Top of RAW DATA

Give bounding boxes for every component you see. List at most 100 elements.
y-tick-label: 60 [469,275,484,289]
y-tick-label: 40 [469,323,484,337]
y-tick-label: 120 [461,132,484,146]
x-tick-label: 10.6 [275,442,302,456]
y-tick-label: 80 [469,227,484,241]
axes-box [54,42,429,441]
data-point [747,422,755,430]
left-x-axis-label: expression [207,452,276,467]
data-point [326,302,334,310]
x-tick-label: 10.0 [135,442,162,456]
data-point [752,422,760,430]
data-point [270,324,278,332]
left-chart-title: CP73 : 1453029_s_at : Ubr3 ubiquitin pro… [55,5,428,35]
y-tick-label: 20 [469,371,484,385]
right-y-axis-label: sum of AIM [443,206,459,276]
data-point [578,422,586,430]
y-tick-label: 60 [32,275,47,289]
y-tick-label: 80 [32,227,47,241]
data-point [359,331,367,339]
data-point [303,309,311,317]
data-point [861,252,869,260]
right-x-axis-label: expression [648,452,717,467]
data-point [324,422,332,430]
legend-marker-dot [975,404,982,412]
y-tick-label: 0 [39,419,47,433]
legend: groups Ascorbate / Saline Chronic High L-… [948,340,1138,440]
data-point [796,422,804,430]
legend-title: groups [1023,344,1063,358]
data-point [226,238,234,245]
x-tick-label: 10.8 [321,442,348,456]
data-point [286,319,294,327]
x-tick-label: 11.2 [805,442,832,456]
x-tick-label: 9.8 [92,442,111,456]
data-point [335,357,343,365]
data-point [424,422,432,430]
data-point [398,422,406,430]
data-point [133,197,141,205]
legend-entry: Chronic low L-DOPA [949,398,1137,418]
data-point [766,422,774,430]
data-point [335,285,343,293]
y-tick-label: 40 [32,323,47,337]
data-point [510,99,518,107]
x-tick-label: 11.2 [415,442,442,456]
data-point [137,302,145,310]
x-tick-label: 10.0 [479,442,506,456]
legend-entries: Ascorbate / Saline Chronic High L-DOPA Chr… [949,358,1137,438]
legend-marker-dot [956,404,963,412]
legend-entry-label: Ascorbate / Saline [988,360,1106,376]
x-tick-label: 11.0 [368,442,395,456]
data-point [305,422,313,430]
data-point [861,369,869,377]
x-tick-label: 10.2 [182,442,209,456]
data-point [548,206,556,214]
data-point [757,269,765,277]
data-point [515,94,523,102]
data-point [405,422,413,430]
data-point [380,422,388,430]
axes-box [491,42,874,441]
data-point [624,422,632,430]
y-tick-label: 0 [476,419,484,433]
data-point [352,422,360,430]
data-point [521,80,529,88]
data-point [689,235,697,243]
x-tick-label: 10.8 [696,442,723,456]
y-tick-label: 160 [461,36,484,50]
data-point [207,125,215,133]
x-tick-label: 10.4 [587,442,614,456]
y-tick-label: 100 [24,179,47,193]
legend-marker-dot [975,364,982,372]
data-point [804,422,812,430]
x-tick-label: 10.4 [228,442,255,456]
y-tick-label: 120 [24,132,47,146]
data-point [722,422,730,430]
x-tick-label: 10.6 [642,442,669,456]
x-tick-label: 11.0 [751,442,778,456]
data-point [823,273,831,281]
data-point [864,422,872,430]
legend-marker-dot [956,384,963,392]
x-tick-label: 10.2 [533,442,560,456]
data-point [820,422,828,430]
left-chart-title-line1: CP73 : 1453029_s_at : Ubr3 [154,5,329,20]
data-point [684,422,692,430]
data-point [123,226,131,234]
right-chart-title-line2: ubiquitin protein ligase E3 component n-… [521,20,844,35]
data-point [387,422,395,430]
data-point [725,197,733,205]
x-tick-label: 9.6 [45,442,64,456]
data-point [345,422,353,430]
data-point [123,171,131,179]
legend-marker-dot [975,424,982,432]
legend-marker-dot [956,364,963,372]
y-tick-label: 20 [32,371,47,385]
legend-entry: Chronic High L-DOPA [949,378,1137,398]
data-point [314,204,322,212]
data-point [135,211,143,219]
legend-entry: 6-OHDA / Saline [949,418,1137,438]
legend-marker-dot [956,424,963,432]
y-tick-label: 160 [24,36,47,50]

Bottom of RAW DATA

Report all lines of the data that include the word "Chronic".

legend: groups Ascorbate / Saline Chronic High L-… [948,340,1138,440]
legend-entry: Chronic low L-DOPA [949,398,1137,418]
legend-entries: Ascorbate / Saline Chronic High L-DOPA Chr… [949,358,1137,438]
legend-entry: Chronic High L-DOPA [949,378,1137,398]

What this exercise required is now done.